■ **Set problem**:
Return every line of the records below that contains the string "frame". Case matters.

(Labeled box records)
>> Start

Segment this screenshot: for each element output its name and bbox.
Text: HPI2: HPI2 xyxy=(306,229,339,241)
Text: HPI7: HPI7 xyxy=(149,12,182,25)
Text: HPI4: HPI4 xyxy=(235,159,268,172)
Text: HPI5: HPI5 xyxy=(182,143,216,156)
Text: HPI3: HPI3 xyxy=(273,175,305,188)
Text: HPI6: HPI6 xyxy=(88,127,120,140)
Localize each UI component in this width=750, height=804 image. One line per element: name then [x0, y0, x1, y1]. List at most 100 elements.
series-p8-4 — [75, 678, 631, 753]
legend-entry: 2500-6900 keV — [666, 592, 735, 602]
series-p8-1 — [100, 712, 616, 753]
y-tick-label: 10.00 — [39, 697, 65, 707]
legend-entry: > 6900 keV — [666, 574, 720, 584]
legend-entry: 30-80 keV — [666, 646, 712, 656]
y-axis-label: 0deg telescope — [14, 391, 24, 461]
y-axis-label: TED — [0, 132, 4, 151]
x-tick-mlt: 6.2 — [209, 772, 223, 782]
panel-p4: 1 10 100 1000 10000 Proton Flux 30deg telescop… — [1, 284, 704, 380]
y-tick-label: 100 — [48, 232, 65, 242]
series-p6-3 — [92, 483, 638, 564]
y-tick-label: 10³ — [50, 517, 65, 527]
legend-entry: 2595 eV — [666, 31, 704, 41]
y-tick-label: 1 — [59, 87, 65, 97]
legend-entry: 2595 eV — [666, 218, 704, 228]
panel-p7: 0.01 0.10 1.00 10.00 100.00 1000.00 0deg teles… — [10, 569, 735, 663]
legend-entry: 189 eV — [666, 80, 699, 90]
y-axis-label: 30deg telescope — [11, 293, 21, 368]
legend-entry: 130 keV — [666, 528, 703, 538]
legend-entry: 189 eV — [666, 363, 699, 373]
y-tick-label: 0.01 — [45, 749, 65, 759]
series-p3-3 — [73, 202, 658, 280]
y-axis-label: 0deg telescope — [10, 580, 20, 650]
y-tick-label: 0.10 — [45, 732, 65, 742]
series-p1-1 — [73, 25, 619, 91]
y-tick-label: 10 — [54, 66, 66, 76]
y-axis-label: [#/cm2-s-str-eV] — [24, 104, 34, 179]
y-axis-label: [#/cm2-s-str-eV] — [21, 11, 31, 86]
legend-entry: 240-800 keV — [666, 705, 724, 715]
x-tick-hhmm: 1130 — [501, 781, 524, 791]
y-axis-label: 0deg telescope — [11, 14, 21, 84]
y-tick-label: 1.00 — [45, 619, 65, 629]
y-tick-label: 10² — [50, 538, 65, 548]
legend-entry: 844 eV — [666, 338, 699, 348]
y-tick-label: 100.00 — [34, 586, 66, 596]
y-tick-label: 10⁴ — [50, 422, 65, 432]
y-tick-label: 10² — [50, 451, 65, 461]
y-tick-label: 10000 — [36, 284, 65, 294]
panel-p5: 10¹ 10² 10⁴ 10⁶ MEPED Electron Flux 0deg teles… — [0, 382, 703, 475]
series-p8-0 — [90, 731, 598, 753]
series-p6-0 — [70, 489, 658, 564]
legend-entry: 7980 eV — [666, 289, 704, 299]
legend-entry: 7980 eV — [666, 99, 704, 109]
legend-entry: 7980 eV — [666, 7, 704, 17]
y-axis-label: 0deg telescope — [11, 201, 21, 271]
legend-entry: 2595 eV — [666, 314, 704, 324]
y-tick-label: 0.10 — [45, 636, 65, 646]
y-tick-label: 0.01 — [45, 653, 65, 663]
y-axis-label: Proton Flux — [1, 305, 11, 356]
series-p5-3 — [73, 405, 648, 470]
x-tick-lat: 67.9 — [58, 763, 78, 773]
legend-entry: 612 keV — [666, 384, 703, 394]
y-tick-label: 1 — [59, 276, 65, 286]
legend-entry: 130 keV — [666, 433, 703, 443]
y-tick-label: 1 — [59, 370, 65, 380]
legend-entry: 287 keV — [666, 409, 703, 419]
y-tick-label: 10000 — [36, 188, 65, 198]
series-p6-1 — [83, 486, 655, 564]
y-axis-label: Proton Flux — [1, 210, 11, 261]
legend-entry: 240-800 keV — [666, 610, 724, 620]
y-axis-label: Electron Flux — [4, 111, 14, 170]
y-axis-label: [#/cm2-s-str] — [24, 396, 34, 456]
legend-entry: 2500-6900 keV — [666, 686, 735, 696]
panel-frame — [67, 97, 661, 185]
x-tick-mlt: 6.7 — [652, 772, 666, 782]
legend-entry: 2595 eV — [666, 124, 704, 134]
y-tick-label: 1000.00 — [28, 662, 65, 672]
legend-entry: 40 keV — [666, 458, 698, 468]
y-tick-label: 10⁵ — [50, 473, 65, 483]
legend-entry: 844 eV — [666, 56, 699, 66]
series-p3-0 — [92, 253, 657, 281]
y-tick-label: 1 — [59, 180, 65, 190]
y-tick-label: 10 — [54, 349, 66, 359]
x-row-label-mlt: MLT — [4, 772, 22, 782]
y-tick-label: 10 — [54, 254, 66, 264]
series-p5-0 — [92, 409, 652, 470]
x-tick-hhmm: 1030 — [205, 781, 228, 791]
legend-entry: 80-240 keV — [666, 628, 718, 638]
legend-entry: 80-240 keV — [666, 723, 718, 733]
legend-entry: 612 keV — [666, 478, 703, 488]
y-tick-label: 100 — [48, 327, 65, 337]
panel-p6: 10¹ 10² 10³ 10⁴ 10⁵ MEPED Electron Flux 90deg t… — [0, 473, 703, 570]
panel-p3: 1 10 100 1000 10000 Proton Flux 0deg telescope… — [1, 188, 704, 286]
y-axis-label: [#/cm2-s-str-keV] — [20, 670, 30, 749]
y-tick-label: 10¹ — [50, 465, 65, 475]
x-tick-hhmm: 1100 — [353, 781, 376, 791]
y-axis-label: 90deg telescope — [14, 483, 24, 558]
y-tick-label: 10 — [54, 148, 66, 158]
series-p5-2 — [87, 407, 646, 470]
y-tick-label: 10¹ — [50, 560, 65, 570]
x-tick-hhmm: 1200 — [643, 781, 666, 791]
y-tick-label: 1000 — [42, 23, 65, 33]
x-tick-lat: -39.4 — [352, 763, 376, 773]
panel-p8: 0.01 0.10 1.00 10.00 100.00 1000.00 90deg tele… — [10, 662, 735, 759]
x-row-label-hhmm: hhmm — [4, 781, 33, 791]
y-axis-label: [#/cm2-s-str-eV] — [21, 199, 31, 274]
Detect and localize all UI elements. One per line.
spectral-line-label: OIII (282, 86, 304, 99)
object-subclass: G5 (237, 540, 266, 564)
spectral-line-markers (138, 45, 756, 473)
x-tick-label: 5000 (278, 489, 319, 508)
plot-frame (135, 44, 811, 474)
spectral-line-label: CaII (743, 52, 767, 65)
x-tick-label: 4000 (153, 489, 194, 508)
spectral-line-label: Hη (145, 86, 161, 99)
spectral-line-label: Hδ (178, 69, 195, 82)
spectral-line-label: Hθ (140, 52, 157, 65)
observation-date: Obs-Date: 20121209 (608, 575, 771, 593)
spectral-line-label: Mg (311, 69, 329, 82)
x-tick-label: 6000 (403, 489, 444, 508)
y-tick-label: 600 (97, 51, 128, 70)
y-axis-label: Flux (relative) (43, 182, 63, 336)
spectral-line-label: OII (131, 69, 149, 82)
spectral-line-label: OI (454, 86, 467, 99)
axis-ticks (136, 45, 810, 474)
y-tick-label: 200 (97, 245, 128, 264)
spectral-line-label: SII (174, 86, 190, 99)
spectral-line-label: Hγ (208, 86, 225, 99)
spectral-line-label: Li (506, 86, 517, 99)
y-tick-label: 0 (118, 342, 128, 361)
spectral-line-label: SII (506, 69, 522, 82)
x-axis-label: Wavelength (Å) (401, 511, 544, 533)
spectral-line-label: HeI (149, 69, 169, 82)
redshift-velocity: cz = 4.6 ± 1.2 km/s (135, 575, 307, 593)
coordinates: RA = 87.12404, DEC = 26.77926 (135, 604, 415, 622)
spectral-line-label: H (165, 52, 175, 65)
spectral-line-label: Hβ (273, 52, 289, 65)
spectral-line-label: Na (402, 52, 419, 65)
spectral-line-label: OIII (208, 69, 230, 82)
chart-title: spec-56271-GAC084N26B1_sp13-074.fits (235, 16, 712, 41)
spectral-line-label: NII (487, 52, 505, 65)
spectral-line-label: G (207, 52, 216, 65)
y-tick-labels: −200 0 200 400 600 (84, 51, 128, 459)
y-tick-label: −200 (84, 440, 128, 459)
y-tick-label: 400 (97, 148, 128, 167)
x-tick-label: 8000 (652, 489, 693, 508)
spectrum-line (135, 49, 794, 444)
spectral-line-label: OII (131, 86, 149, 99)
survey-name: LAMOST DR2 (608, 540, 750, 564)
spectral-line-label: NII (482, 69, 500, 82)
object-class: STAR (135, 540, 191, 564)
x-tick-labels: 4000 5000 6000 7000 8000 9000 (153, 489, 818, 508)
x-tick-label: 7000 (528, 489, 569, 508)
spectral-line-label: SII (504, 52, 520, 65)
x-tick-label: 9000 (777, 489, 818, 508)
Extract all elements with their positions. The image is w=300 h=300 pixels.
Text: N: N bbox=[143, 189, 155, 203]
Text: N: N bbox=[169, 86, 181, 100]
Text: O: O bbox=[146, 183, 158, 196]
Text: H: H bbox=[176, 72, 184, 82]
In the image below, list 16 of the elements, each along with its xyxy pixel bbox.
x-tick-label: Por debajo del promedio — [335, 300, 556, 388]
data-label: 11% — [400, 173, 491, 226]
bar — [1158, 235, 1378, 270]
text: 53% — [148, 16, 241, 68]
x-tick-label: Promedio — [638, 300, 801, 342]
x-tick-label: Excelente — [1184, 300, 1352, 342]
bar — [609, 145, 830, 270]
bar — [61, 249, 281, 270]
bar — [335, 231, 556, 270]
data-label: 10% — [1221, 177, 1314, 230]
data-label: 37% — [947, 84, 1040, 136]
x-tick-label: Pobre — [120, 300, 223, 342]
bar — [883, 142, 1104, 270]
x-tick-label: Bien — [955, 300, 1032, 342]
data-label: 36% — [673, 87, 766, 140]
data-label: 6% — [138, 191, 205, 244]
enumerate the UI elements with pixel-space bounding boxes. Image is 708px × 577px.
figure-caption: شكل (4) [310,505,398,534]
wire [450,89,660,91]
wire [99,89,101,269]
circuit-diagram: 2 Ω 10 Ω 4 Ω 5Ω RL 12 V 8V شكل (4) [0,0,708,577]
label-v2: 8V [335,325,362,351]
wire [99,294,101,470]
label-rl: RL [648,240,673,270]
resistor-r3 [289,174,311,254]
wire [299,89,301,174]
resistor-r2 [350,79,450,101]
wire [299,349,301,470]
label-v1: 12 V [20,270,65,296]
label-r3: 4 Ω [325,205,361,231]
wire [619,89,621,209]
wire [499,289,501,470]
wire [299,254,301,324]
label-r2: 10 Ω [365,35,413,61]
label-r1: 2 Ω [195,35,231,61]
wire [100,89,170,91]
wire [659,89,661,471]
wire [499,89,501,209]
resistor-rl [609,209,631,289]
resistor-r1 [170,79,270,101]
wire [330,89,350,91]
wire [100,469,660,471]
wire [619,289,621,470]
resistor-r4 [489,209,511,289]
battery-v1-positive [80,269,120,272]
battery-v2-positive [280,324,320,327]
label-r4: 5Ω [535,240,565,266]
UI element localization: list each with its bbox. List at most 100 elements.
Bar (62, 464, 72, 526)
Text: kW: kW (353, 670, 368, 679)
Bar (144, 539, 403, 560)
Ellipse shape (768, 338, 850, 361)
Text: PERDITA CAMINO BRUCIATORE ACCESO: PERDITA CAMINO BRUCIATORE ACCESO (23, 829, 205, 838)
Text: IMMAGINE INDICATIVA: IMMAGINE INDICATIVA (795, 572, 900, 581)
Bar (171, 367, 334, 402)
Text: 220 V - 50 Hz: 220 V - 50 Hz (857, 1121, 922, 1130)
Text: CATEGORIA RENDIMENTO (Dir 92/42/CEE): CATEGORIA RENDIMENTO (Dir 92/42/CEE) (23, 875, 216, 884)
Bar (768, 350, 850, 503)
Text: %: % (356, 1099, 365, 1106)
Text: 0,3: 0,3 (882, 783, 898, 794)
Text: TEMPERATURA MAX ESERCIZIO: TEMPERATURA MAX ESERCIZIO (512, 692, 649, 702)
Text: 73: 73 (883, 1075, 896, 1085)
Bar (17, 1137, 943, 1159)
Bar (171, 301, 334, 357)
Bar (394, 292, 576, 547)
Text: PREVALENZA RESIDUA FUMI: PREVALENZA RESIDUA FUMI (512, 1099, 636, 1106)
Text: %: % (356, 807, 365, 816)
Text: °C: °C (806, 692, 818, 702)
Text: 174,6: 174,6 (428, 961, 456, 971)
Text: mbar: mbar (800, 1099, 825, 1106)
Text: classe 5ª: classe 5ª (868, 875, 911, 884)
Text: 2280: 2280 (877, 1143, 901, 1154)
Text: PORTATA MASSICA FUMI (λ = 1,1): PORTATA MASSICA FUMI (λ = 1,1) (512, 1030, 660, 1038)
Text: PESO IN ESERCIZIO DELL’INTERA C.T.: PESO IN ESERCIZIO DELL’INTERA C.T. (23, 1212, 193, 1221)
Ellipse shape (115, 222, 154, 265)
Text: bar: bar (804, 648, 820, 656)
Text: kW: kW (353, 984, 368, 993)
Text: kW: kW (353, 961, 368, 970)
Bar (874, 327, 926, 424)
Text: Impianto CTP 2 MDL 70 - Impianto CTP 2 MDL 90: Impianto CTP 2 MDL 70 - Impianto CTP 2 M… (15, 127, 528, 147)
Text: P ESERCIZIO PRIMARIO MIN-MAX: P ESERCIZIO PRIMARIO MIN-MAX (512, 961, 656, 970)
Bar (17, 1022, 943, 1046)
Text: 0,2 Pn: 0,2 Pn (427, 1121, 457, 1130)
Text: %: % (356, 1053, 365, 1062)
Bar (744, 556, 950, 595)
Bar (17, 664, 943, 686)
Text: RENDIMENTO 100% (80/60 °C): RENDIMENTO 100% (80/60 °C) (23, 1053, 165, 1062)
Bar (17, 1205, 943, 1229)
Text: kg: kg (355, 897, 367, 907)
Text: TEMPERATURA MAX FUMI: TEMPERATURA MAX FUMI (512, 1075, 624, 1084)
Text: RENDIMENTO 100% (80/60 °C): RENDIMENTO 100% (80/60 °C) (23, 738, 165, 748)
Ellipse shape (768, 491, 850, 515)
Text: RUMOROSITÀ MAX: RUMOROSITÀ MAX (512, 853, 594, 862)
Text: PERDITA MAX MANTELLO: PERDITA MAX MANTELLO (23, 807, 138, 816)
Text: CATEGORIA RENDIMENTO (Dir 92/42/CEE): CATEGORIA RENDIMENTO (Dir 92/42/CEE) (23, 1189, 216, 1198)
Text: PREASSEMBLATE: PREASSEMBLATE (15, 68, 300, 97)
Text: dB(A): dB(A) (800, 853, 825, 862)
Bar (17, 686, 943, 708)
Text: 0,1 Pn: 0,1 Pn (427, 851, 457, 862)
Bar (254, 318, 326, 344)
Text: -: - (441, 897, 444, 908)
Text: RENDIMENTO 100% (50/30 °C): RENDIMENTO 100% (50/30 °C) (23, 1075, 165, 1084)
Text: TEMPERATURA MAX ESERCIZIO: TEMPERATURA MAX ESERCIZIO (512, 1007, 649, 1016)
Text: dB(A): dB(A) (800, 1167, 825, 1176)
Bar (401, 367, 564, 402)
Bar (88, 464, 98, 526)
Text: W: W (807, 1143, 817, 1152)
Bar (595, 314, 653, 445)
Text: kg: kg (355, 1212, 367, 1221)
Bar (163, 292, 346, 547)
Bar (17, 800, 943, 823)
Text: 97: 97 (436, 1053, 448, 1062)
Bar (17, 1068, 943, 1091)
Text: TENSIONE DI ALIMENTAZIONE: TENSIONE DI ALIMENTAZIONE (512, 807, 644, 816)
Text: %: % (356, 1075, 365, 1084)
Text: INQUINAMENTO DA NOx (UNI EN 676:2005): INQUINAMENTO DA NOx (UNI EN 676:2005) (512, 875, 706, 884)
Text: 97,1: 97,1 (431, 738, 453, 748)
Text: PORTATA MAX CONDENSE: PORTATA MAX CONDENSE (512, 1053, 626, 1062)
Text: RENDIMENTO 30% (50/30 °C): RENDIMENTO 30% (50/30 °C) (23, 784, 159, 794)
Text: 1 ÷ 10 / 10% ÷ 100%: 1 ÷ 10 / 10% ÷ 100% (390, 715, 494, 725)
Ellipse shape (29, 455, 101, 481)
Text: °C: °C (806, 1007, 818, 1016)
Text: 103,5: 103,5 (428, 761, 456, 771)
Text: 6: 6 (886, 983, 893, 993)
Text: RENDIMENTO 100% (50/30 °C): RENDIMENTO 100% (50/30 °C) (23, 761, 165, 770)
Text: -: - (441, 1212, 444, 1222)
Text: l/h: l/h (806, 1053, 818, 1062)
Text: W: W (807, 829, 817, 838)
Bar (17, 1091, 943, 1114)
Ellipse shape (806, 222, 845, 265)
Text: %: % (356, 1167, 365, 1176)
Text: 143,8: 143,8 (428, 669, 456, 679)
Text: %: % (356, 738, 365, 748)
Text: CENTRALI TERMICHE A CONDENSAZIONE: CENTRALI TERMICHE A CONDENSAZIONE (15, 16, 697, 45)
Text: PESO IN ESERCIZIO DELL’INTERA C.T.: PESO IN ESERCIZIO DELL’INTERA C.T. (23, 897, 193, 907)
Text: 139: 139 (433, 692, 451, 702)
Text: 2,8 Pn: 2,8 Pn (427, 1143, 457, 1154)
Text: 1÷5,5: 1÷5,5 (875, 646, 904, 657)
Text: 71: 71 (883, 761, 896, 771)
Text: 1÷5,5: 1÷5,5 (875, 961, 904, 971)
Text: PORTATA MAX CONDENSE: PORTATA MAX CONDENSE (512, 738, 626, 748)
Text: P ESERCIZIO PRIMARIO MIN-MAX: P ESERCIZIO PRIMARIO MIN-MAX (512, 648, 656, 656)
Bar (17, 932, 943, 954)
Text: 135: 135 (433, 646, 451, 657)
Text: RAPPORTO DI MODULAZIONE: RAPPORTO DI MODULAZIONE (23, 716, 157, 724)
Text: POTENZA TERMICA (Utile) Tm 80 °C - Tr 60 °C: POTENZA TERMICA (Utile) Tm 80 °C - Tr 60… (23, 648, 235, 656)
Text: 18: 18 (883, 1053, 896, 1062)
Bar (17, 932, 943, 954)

>> End

■ **Result of the exercise**:
panel-frame — [67, 97, 661, 185]
plot-frame (135, 44, 811, 474)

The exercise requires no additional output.